(PROBLEM TO SOLVE):
Reproduce the listing below character for character; drop every image.
>> begin
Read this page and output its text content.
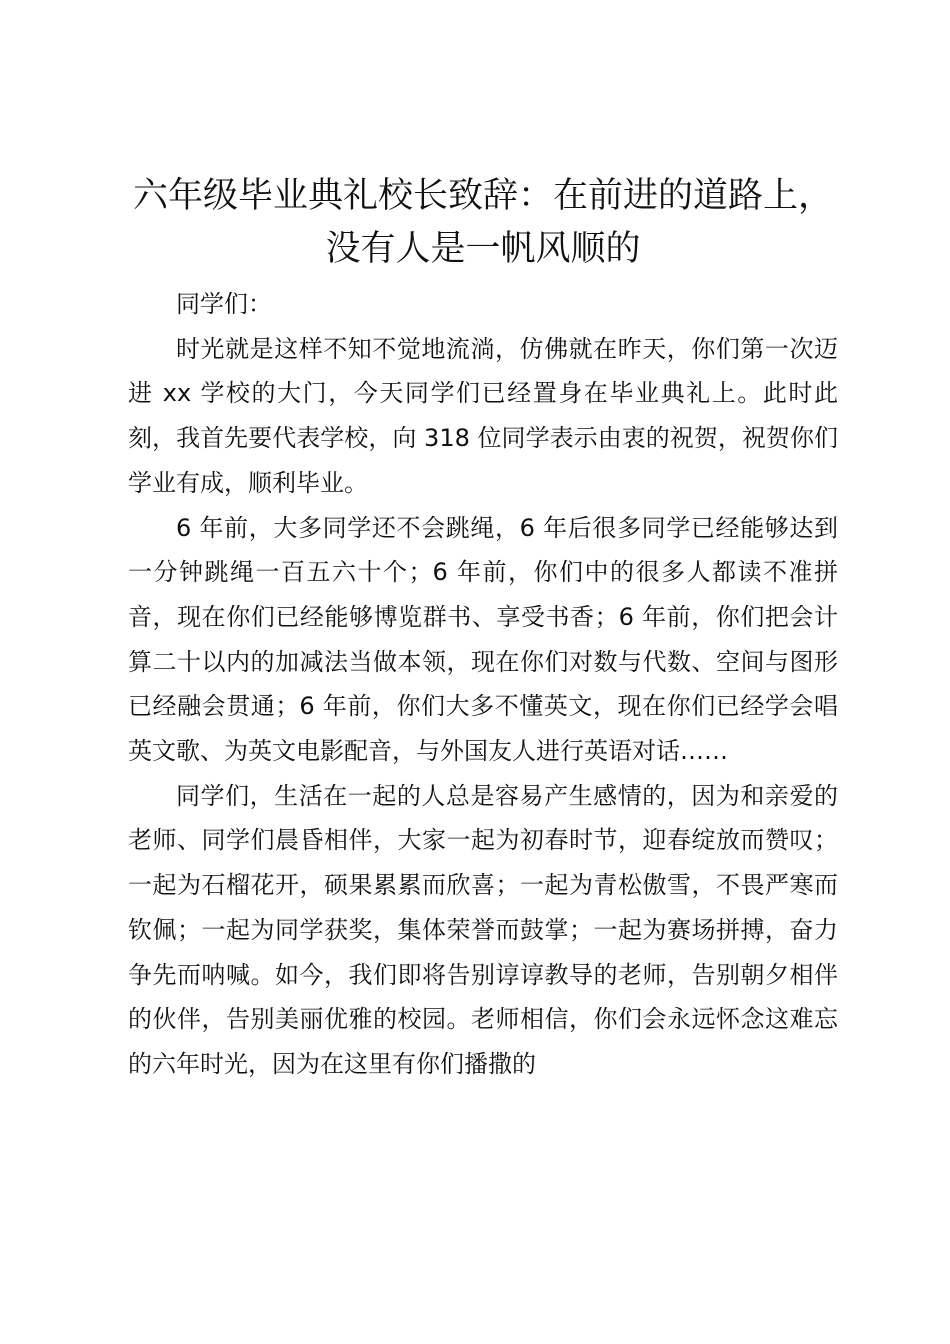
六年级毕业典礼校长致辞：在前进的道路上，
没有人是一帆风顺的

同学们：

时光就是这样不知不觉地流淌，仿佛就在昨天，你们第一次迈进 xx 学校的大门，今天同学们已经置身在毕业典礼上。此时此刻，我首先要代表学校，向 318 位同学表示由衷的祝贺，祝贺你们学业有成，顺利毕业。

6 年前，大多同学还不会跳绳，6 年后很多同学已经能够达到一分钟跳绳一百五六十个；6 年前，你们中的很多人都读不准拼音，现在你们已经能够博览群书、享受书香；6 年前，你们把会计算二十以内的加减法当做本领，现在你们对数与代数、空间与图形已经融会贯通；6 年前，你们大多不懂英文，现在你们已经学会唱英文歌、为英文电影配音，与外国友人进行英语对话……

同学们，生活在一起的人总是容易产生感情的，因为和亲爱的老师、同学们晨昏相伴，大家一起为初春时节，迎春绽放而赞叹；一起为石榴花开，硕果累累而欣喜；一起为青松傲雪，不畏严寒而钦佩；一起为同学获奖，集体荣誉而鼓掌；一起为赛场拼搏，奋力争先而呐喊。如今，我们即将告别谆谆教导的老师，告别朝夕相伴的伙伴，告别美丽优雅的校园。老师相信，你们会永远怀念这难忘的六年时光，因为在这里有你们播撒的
>> end
(THE OUTPUT):
Read this page and output its text content.
六年级毕业典礼校长致辞：在前进的道路上，
没有人是一帆风顺的

同学们：

时光就是这样不知不觉地流淌，仿佛就在昨天，你们第一次迈进 xx 学校的大门，今天同学们已经置身在毕业典礼上。此时此刻，我首先要代表学校，向 318 位同学表示由衷的祝贺，祝贺你们学业有成，顺利毕业。

6 年前，大多同学还不会跳绳，6 年后很多同学已经能够达到一分钟跳绳一百五六十个；6 年前，你们中的很多人都读不准拼音，现在你们已经能够博览群书、享受书香；6 年前，你们把会计算二十以内的加减法当做本领，现在你们对数与代数、空间与图形已经融会贯通；6 年前，你们大多不懂英文，现在你们已经学会唱英文歌、为英文电影配音，与外国友人进行英语对话……

同学们，生活在一起的人总是容易产生感情的，因为和亲爱的老师、同学们晨昏相伴，大家一起为初春时节，迎春绽放而赞叹；一起为石榴花开，硕果累累而欣喜；一起为青松傲雪，不畏严寒而钦佩；一起为同学获奖，集体荣誉而鼓掌；一起为赛场拼搏，奋力争先而呐喊。如今，我们即将告别谆谆教导的老师，告别朝夕相伴的伙伴，告别美丽优雅的校园。老师相信，你们会永远怀念这难忘的六年时光，因为在这里有你们播撒的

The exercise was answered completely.